Saved entries
## begin

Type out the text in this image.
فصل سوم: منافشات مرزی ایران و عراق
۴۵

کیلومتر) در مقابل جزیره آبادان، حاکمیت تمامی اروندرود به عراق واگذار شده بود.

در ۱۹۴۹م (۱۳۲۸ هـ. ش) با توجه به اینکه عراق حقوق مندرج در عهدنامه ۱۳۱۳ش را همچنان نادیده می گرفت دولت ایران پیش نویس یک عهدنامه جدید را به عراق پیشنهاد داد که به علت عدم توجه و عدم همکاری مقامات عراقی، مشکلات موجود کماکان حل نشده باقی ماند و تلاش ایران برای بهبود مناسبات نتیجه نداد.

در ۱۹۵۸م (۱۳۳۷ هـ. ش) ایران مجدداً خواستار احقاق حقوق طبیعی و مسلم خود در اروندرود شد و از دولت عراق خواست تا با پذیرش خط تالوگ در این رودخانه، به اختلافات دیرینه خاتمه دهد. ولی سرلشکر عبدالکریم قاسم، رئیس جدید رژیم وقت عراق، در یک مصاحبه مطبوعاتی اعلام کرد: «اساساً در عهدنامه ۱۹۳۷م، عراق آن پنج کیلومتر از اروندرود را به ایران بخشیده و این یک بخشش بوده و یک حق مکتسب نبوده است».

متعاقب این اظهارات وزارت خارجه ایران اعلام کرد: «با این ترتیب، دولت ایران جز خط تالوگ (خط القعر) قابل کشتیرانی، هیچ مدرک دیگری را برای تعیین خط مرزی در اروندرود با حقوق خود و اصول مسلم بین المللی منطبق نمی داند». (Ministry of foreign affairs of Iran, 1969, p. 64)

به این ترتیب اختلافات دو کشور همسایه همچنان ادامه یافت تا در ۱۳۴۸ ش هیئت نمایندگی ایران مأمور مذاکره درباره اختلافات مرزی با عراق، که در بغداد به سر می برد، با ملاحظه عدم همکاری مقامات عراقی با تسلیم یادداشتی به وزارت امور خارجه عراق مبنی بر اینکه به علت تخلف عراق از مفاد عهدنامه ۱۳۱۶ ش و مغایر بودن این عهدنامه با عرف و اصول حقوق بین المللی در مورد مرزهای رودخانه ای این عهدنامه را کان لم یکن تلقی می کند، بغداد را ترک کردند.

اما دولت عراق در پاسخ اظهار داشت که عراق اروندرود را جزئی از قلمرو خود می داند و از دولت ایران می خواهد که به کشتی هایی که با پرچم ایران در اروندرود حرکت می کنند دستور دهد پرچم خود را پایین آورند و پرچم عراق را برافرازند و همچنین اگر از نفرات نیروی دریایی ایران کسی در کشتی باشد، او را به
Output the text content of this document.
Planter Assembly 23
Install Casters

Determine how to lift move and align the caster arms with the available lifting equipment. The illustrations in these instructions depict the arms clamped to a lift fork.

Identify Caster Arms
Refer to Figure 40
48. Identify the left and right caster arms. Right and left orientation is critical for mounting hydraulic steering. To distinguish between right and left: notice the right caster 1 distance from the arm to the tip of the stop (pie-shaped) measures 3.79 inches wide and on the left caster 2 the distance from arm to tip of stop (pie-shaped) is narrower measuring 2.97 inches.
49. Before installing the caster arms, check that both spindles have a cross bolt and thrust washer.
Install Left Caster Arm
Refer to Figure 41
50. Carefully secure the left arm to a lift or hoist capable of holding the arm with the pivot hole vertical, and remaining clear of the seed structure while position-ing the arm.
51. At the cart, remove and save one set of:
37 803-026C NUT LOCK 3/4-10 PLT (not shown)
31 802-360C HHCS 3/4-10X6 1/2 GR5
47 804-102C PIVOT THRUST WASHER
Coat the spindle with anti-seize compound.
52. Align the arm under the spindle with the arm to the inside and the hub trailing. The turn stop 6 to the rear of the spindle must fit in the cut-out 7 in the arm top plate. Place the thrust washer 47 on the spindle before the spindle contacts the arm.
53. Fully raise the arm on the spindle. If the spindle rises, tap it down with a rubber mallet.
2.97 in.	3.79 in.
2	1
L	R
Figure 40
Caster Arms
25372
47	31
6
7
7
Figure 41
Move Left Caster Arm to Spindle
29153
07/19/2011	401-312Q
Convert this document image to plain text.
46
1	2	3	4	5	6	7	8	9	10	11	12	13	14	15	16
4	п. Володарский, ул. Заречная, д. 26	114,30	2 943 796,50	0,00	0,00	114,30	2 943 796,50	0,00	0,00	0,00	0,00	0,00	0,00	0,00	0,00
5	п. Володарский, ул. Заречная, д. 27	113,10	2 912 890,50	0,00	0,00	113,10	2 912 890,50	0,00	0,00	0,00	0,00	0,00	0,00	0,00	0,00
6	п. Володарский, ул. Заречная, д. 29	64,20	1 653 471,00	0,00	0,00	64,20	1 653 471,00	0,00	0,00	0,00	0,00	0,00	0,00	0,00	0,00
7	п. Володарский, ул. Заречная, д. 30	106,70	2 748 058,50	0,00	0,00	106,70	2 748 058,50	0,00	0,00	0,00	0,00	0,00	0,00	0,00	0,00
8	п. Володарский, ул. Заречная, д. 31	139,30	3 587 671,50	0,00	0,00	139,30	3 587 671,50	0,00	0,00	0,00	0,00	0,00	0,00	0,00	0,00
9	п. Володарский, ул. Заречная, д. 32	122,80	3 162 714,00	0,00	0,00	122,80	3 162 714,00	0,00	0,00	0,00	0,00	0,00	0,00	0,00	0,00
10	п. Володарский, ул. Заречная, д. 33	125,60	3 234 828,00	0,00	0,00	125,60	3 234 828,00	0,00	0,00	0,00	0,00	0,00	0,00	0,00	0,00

## end

EXERCISE BRIEF => Output the full listing exactly as it stands.

RESPONSE TO THIS TASK =>
Type out the text in this image.
فصل سوم: منافشات مرزی ایران و عراق
۴۵

کیلومتر) در مقابل جزیره آبادان، حاکمیت تمامی اروندرود به عراق واگذار شده بود.

در ۱۹۴۹م (۱۳۲۸ هـ. ش) با توجه به اینکه عراق حقوق مندرج در عهدنامه ۱۳۱۳ش را همچنان نادیده می گرفت دولت ایران پیش نویس یک عهدنامه جدید را به عراق پیشنهاد داد که به علت عدم توجه و عدم همکاری مقامات عراقی، مشکلات موجود کماکان حل نشده باقی ماند و تلاش ایران برای بهبود مناسبات نتیجه نداد.

در ۱۹۵۸م (۱۳۳۷ هـ. ش) ایران مجدداً خواستار احقاق حقوق طبیعی و مسلم خود در اروندرود شد و از دولت عراق خواست تا با پذیرش خط تالوگ در این رودخانه، به اختلافات دیرینه خاتمه دهد. ولی سرلشکر عبدالکریم قاسم، رئیس جدید رژیم وقت عراق، در یک مصاحبه مطبوعاتی اعلام کرد: «اساساً در عهدنامه ۱۹۳۷م، عراق آن پنج کیلومتر از اروندرود را به ایران بخشیده و این یک بخشش بوده و یک حق مکتسب نبوده است».

متعاقب این اظهارات وزارت خارجه ایران اعلام کرد: «با این ترتیب، دولت ایران جز خط تالوگ (خط القعر) قابل کشتیرانی، هیچ مدرک دیگری را برای تعیین خط مرزی در اروندرود با حقوق خود و اصول مسلم بین المللی منطبق نمی داند». (Ministry of foreign affairs of Iran, 1969, p. 64)

به این ترتیب اختلافات دو کشور همسایه همچنان ادامه یافت تا در ۱۳۴۸ ش هیئت نمایندگی ایران مأمور مذاکره درباره اختلافات مرزی با عراق، که در بغداد به سر می برد، با ملاحظه عدم همکاری مقامات عراقی با تسلیم یادداشتی به وزارت امور خارجه عراق مبنی بر اینکه به علت تخلف عراق از مفاد عهدنامه ۱۳۱۶ ش و مغایر بودن این عهدنامه با عرف و اصول حقوق بین المللی در مورد مرزهای رودخانه ای این عهدنامه را کان لم یکن تلقی می کند، بغداد را ترک کردند.

اما دولت عراق در پاسخ اظهار داشت که عراق اروندرود را جزئی از قلمرو خود می داند و از دولت ایران می خواهد که به کشتی هایی که با پرچم ایران در اروندرود حرکت می کنند دستور دهد پرچم خود را پایین آورند و پرچم عراق را برافرازند و همچنین اگر از نفرات نیروی دریایی ایران کسی در کشتی باشد، او را به
Output the text content of this document.
Planter Assembly 23
Install Casters

Determine how to lift move and align the caster arms with the available lifting equipment. The illustrations in these instructions depict the arms clamped to a lift fork.

Identify Caster Arms
Refer to Figure 40
48. Identify the left and right caster arms. Right and left orientation is critical for mounting hydraulic steering. To distinguish between right and left: notice the right caster 1 distance from the arm to the tip of the stop (pie-shaped) measures 3.79 inches wide and on the left caster 2 the distance from arm to tip of stop (pie-shaped) is narrower measuring 2.97 inches.
49. Before installing the caster arms, check that both spindles have a cross bolt and thrust washer.
Install Left Caster Arm
Refer to Figure 41
50. Carefully secure the left arm to a lift or hoist capable of holding the arm with the pivot hole vertical, and remaining clear of the seed structure while position-ing the arm.
51. At the cart, remove and save one set of:
37 803-026C NUT LOCK 3/4-10 PLT (not shown)
31 802-360C HHCS 3/4-10X6 1/2 GR5
47 804-102C PIVOT THRUST WASHER
Coat the spindle with anti-seize compound.
52. Align the arm under the spindle with the arm to the inside and the hub trailing. The turn stop 6 to the rear of the spindle must fit in the cut-out 7 in the arm top plate. Place the thrust washer 47 on the spindle before the spindle contacts the arm.
53. Fully raise the arm on the spindle. If the spindle rises, tap it down with a rubber mallet.
2.97 in.	3.79 in.
2	1
L	R
Figure 40
Caster Arms
25372
47	31
6
7
7
Figure 41
Move Left Caster Arm to Spindle
29153
07/19/2011	401-312Q
Convert this document image to plain text.
46
1	2	3	4	5	6	7	8	9	10	11	12	13	14	15	16
4	п. Володарский, ул. Заречная, д. 26	114,30	2 943 796,50	0,00	0,00	114,30	2 943 796,50	0,00	0,00	0,00	0,00	0,00	0,00	0,00	0,00
5	п. Володарский, ул. Заречная, д. 27	113,10	2 912 890,50	0,00	0,00	113,10	2 912 890,50	0,00	0,00	0,00	0,00	0,00	0,00	0,00	0,00
6	п. Володарский, ул. Заречная, д. 29	64,20	1 653 471,00	0,00	0,00	64,20	1 653 471,00	0,00	0,00	0,00	0,00	0,00	0,00	0,00	0,00
7	п. Володарский, ул. Заречная, д. 30	106,70	2 748 058,50	0,00	0,00	106,70	2 748 058,50	0,00	0,00	0,00	0,00	0,00	0,00	0,00	0,00
8	п. Володарский, ул. Заречная, д. 31	139,30	3 587 671,50	0,00	0,00	139,30	3 587 671,50	0,00	0,00	0,00	0,00	0,00	0,00	0,00	0,00
9	п. Володарский, ул. Заречная, д. 32	122,80	3 162 714,00	0,00	0,00	122,80	3 162 714,00	0,00	0,00	0,00	0,00	0,00	0,00	0,00	0,00
10	п. Володарский, ул. Заречная, д. 33	125,60	3 234 828,00	0,00	0,00	125,60	3 234 828,00	0,00	0,00	0,00	0,00	0,00	0,00	0,00	0,00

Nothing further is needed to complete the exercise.